Exercise objective:
Repeat each record exactly as written, and drop any images.

Data for processing:
►

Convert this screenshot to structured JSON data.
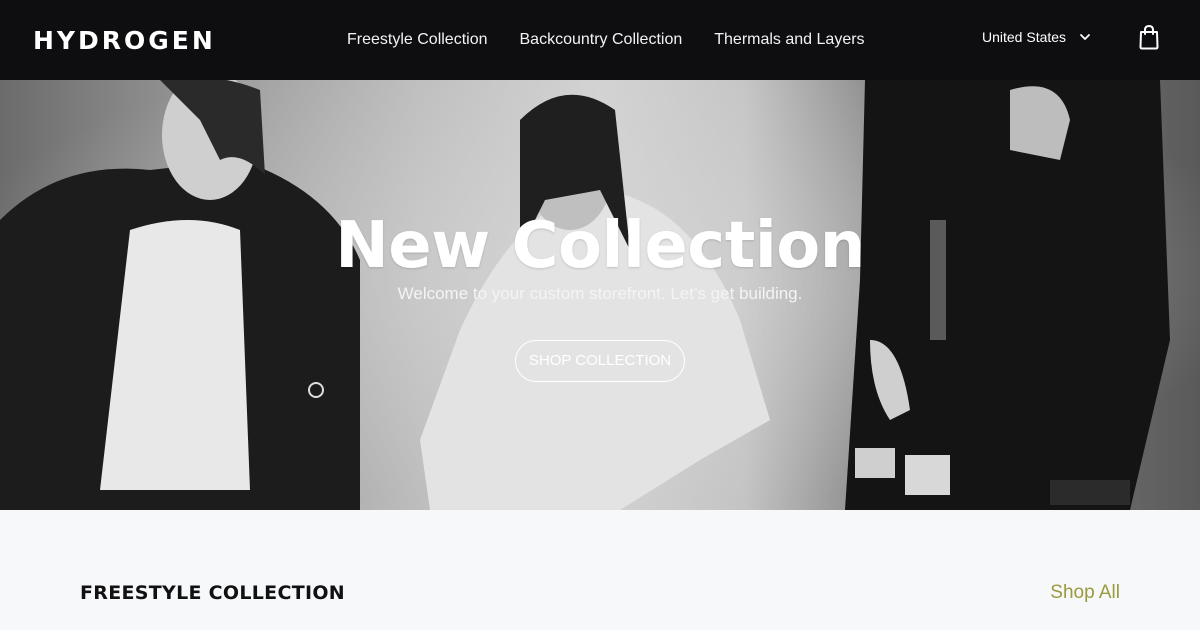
{
  "header": {
    "logo": "HYDROGEN",
    "nav": [
      {
        "label": "Freestyle Collection"
      },
      {
        "label": "Backcountry Collection"
      },
      {
        "label": "Thermals and Layers"
      }
    ],
    "country": "United States",
    "icons": {
      "country_chevron": "chevron-down-icon",
      "cart": "shopping-bag-icon"
    }
  },
  "hero": {
    "title": "New Collection",
    "subtitle": "Welcome to your custom storefront. Let’s get building.",
    "cta_label": "SHOP COLLECTION"
  },
  "section": {
    "title": "FREESTYLE COLLECTION",
    "link": "Shop All"
  },
  "colors": {
    "header_bg": "#0e0e10",
    "accent_link": "#9a9a3c",
    "page_bg": "#f7f8fa"
  }
}
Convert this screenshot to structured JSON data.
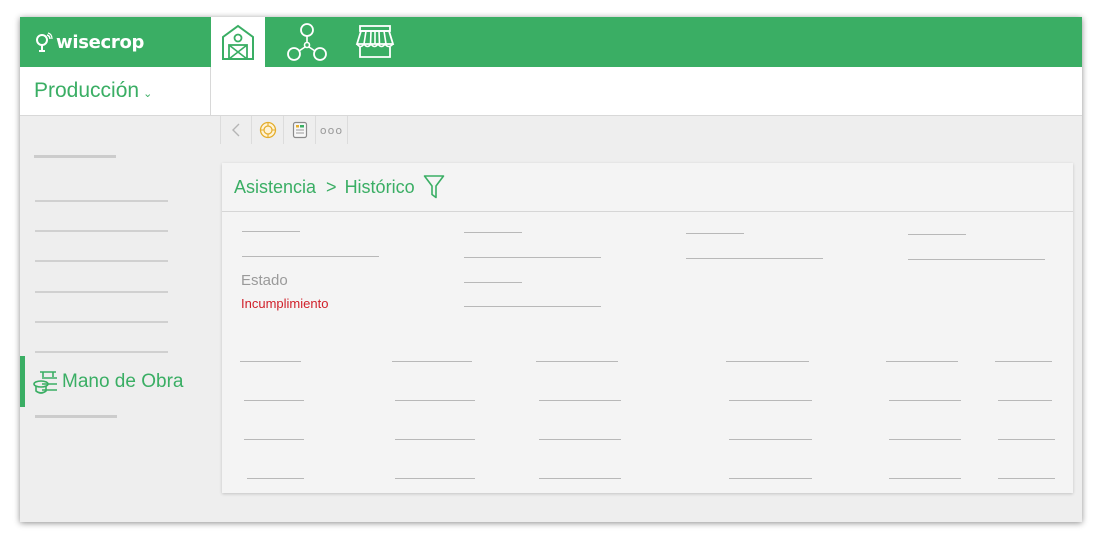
{
  "app": {
    "brand": "wisecrop"
  },
  "nav": {
    "tabs": [
      {
        "icon": "farm-house-icon",
        "active": true
      },
      {
        "icon": "network-nodes-icon",
        "active": false
      },
      {
        "icon": "market-stall-icon",
        "active": false
      }
    ]
  },
  "module": {
    "label": "Producción",
    "chevron": "⌄"
  },
  "sidebar": {
    "active_item": {
      "label": "Mano de Obra",
      "icon": "workforce-icon"
    }
  },
  "toolbar": {
    "items": [
      {
        "icon": "back-arrow-icon"
      },
      {
        "icon": "target-icon"
      },
      {
        "icon": "notes-icon"
      },
      {
        "icon": "more-options-icon",
        "glyph": "ooo"
      }
    ]
  },
  "panel": {
    "breadcrumb": {
      "first": "Asistencia",
      "separator": ">",
      "second": "Histórico"
    },
    "filter_icon": "filter-funnel-icon",
    "status": {
      "label": "Estado",
      "value": "Incumplimiento"
    }
  },
  "colors": {
    "brand_green": "#3aae64",
    "error_red": "#d0202a",
    "background": "#eeeeee",
    "panel": "#f4f4f4"
  }
}
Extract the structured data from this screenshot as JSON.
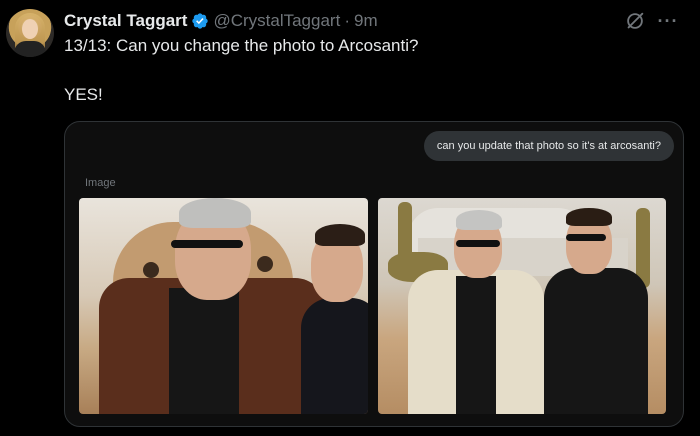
{
  "tweet": {
    "author_name": "Crystal Taggart",
    "handle": "@CrystalTaggart",
    "separator": "·",
    "time": "9m",
    "text_line1": "13/13: Can you change the photo to Arcosanti?",
    "text_line2": "YES!",
    "more_label": "···"
  },
  "card": {
    "prompt": "can you update that photo so it's at arcosanti?",
    "image_label": "Image"
  },
  "icons": {
    "verified": "verified-badge-icon",
    "grok": "grok-icon",
    "more": "more-icon"
  },
  "colors": {
    "background": "#000000",
    "text": "#e7e9ea",
    "muted": "#71767b",
    "verified": "#1d9bf0"
  }
}
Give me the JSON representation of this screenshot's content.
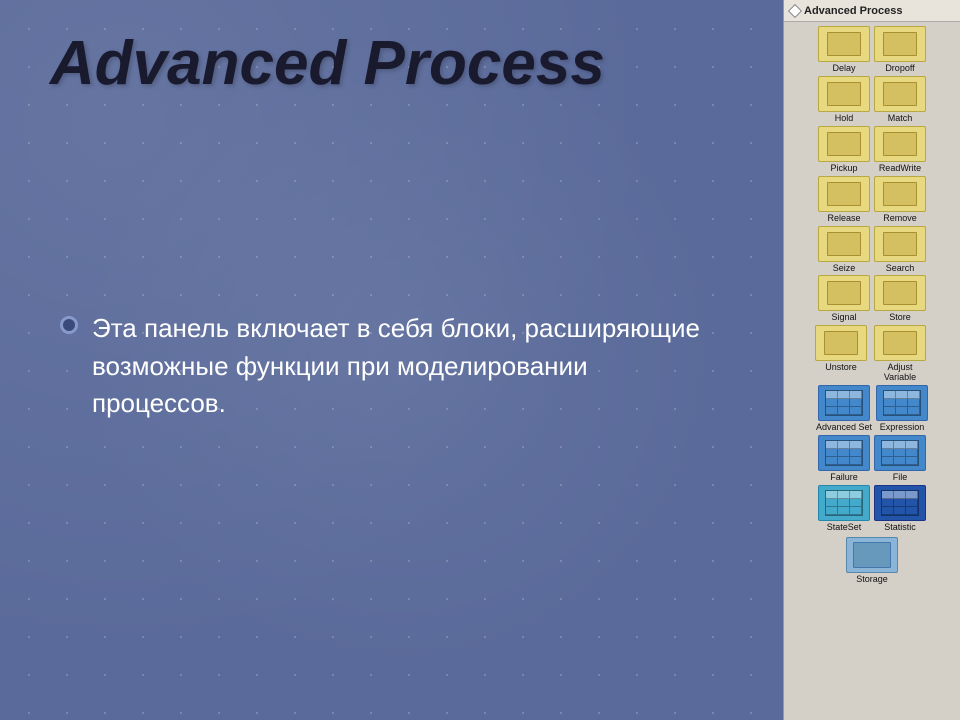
{
  "title": "Advanced Process",
  "subtitle": "Эта панель включает в себя блоки, расширяющие возможные функции при моделировании процессов.",
  "panel": {
    "title": "Advanced Process",
    "blocks": [
      {
        "row": [
          {
            "label": "Delay",
            "type": "yellow"
          },
          {
            "label": "Dropoff",
            "type": "yellow"
          }
        ]
      },
      {
        "row": [
          {
            "label": "Hold",
            "type": "yellow"
          },
          {
            "label": "Match",
            "type": "yellow"
          }
        ]
      },
      {
        "row": [
          {
            "label": "Pickup",
            "type": "yellow"
          },
          {
            "label": "ReadWrite",
            "type": "yellow"
          }
        ]
      },
      {
        "row": [
          {
            "label": "Release",
            "type": "yellow"
          },
          {
            "label": "Remove",
            "type": "yellow"
          }
        ]
      },
      {
        "row": [
          {
            "label": "Seize",
            "type": "yellow"
          },
          {
            "label": "Search",
            "type": "yellow"
          }
        ]
      },
      {
        "row": [
          {
            "label": "Signal",
            "type": "yellow"
          },
          {
            "label": "Store",
            "type": "yellow"
          }
        ]
      },
      {
        "row": [
          {
            "label": "Unstore",
            "type": "yellow"
          },
          {
            "label": "Adjust Variable",
            "type": "yellow"
          }
        ]
      },
      {
        "row": [
          {
            "label": "Advanced Set",
            "type": "table-blue"
          },
          {
            "label": "Expression",
            "type": "table-blue"
          }
        ]
      },
      {
        "row": [
          {
            "label": "Failure",
            "type": "table-blue"
          },
          {
            "label": "File",
            "type": "table-blue"
          }
        ]
      },
      {
        "row": [
          {
            "label": "StateSet",
            "type": "table-teal"
          },
          {
            "label": "Statistic",
            "type": "table-dark"
          }
        ]
      },
      {
        "row": [
          {
            "label": "Storage",
            "type": "storage"
          }
        ]
      }
    ]
  }
}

◄

Exercise result:
Convert this screenshot to structured JSON data.
{
  "header": {
    "logo": "HYDROGEN",
    "nav": [
      {
        "label": "Freestyle Collection"
      },
      {
        "label": "Backcountry Collection"
      },
      {
        "label": "Thermals and Layers"
      }
    ],
    "country": "United States",
    "icons": {
      "country_chevron": "chevron-down-icon",
      "cart": "shopping-bag-icon"
    }
  },
  "hero": {
    "title": "New Collection",
    "subtitle": "Welcome to your custom storefront. Let’s get building.",
    "cta_label": "SHOP COLLECTION"
  },
  "section": {
    "title": "FREESTYLE COLLECTION",
    "link": "Shop All"
  },
  "colors": {
    "header_bg": "#0e0e10",
    "accent_link": "#9a9a3c",
    "page_bg": "#f7f8fa"
  }
}
Convert this screenshot to structured JSON data.
{
  "app": {
    "brand": "wisecrop"
  },
  "nav": {
    "tabs": [
      {
        "icon": "farm-house-icon",
        "active": true
      },
      {
        "icon": "network-nodes-icon",
        "active": false
      },
      {
        "icon": "market-stall-icon",
        "active": false
      }
    ]
  },
  "module": {
    "label": "Producción",
    "chevron": "⌄"
  },
  "sidebar": {
    "active_item": {
      "label": "Mano de Obra",
      "icon": "workforce-icon"
    }
  },
  "toolbar": {
    "items": [
      {
        "icon": "back-arrow-icon"
      },
      {
        "icon": "target-icon"
      },
      {
        "icon": "notes-icon"
      },
      {
        "icon": "more-options-icon",
        "glyph": "ooo"
      }
    ]
  },
  "panel": {
    "breadcrumb": {
      "first": "Asistencia",
      "separator": ">",
      "second": "Histórico"
    },
    "filter_icon": "filter-funnel-icon",
    "status": {
      "label": "Estado",
      "value": "Incumplimiento"
    }
  },
  "colors": {
    "brand_green": "#3aae64",
    "error_red": "#d0202a",
    "background": "#eeeeee",
    "panel": "#f4f4f4"
  }
}
Extract the structured data from this screenshot as JSON.
{
  "tweet": {
    "author_name": "Crystal Taggart",
    "handle": "@CrystalTaggart",
    "separator": "·",
    "time": "9m",
    "text_line1": "13/13: Can you change the photo to Arcosanti?",
    "text_line2": "YES!",
    "more_label": "···"
  },
  "card": {
    "prompt": "can you update that photo so it's at arcosanti?",
    "image_label": "Image"
  },
  "icons": {
    "verified": "verified-badge-icon",
    "grok": "grok-icon",
    "more": "more-icon"
  },
  "colors": {
    "background": "#000000",
    "text": "#e7e9ea",
    "muted": "#71767b",
    "verified": "#1d9bf0"
  }
}
Give me the JSON representation of this screenshot's content.
{
  "title": "Advanced Process",
  "subtitle": "Эта панель включает в себя блоки, расширяющие возможные функции при моделировании процессов.",
  "panel": {
    "title": "Advanced Process",
    "blocks": [
      {
        "row": [
          {
            "label": "Delay",
            "type": "yellow"
          },
          {
            "label": "Dropoff",
            "type": "yellow"
          }
        ]
      },
      {
        "row": [
          {
            "label": "Hold",
            "type": "yellow"
          },
          {
            "label": "Match",
            "type": "yellow"
          }
        ]
      },
      {
        "row": [
          {
            "label": "Pickup",
            "type": "yellow"
          },
          {
            "label": "ReadWrite",
            "type": "yellow"
          }
        ]
      },
      {
        "row": [
          {
            "label": "Release",
            "type": "yellow"
          },
          {
            "label": "Remove",
            "type": "yellow"
          }
        ]
      },
      {
        "row": [
          {
            "label": "Seize",
            "type": "yellow"
          },
          {
            "label": "Search",
            "type": "yellow"
          }
        ]
      },
      {
        "row": [
          {
            "label": "Signal",
            "type": "yellow"
          },
          {
            "label": "Store",
            "type": "yellow"
          }
        ]
      },
      {
        "row": [
          {
            "label": "Unstore",
            "type": "yellow"
          },
          {
            "label": "Adjust Variable",
            "type": "yellow"
          }
        ]
      },
      {
        "row": [
          {
            "label": "Advanced Set",
            "type": "table-blue"
          },
          {
            "label": "Expression",
            "type": "table-blue"
          }
        ]
      },
      {
        "row": [
          {
            "label": "Failure",
            "type": "table-blue"
          },
          {
            "label": "File",
            "type": "table-blue"
          }
        ]
      },
      {
        "row": [
          {
            "label": "StateSet",
            "type": "table-teal"
          },
          {
            "label": "Statistic",
            "type": "table-dark"
          }
        ]
      },
      {
        "row": [
          {
            "label": "Storage",
            "type": "storage"
          }
        ]
      }
    ]
  }
}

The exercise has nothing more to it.